** Start **
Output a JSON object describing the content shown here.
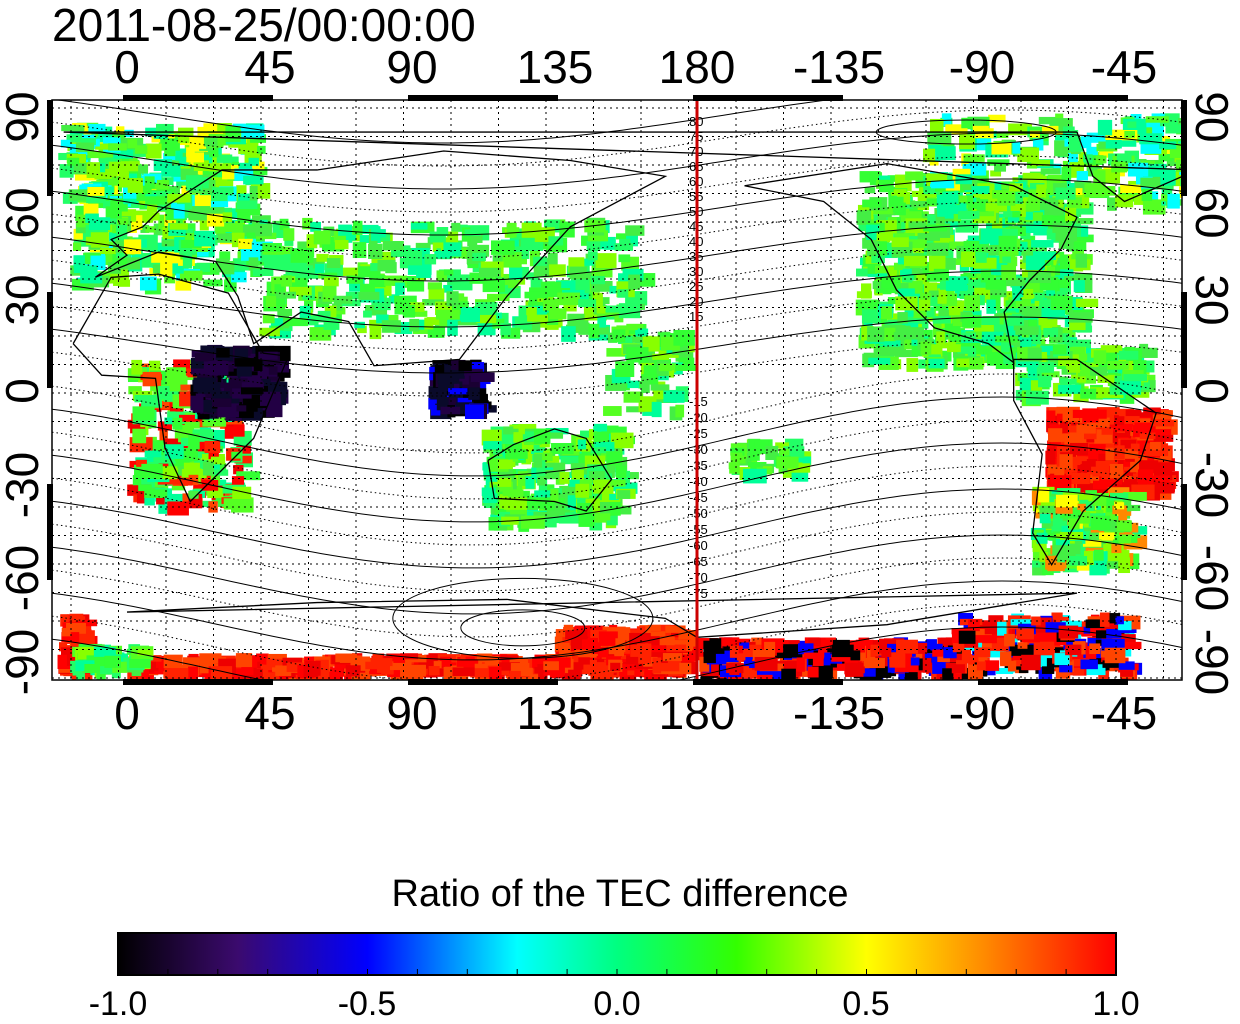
{
  "timestamp": "2011-08-25/00:00:00",
  "map": {
    "top_lon_labels": [
      "0",
      "45",
      "90",
      "135",
      "180",
      "-135",
      "-90",
      "-45"
    ],
    "bottom_lon_labels": [
      "0",
      "45",
      "90",
      "135",
      "180",
      "-135",
      "-90",
      "-45"
    ],
    "left_lat_labels": [
      "90",
      "60",
      "30",
      "0",
      "-30",
      "-60",
      "-90"
    ],
    "right_lat_labels": [
      "90",
      "60",
      "30",
      "0",
      "-30",
      "-60",
      "-90"
    ],
    "dateline_color": "#cc0000",
    "contour_labels_north": [
      "80",
      "75",
      "70",
      "65",
      "60",
      "55",
      "50",
      "45",
      "40",
      "35",
      "30",
      "25",
      "20",
      "15"
    ],
    "contour_labels_south": [
      "-15",
      "-20",
      "-25",
      "-30",
      "-35",
      "-40",
      "-45",
      "-50",
      "-55",
      "-60",
      "-65",
      "-70",
      "-75"
    ]
  },
  "colorbar": {
    "title": "Ratio of the TEC difference",
    "tick_labels": [
      "-1.0",
      "-0.5",
      "0.0",
      "0.5",
      "1.0"
    ],
    "stops": [
      "#000000",
      "#3b0a6e",
      "#0000ff",
      "#00ffff",
      "#00ff00",
      "#ffff00",
      "#ff8800",
      "#ff0000"
    ]
  }
}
** End **
▸ Request
Copy out all the entries exactly. Images stay out of the copy.

▸ Answer
Output a JSON object describing the content shown here.
{
  "timestamp": "2011-08-25/00:00:00",
  "map": {
    "top_lon_labels": [
      "0",
      "45",
      "90",
      "135",
      "180",
      "-135",
      "-90",
      "-45"
    ],
    "bottom_lon_labels": [
      "0",
      "45",
      "90",
      "135",
      "180",
      "-135",
      "-90",
      "-45"
    ],
    "left_lat_labels": [
      "90",
      "60",
      "30",
      "0",
      "-30",
      "-60",
      "-90"
    ],
    "right_lat_labels": [
      "90",
      "60",
      "30",
      "0",
      "-30",
      "-60",
      "-90"
    ],
    "dateline_color": "#cc0000",
    "contour_labels_north": [
      "80",
      "75",
      "70",
      "65",
      "60",
      "55",
      "50",
      "45",
      "40",
      "35",
      "30",
      "25",
      "20",
      "15"
    ],
    "contour_labels_south": [
      "-15",
      "-20",
      "-25",
      "-30",
      "-35",
      "-40",
      "-45",
      "-50",
      "-55",
      "-60",
      "-65",
      "-70",
      "-75"
    ]
  },
  "colorbar": {
    "title": "Ratio of the TEC difference",
    "tick_labels": [
      "-1.0",
      "-0.5",
      "0.0",
      "0.5",
      "1.0"
    ],
    "stops": [
      "#000000",
      "#3b0a6e",
      "#0000ff",
      "#00ffff",
      "#00ff00",
      "#ffff00",
      "#ff8800",
      "#ff0000"
    ]
  }
}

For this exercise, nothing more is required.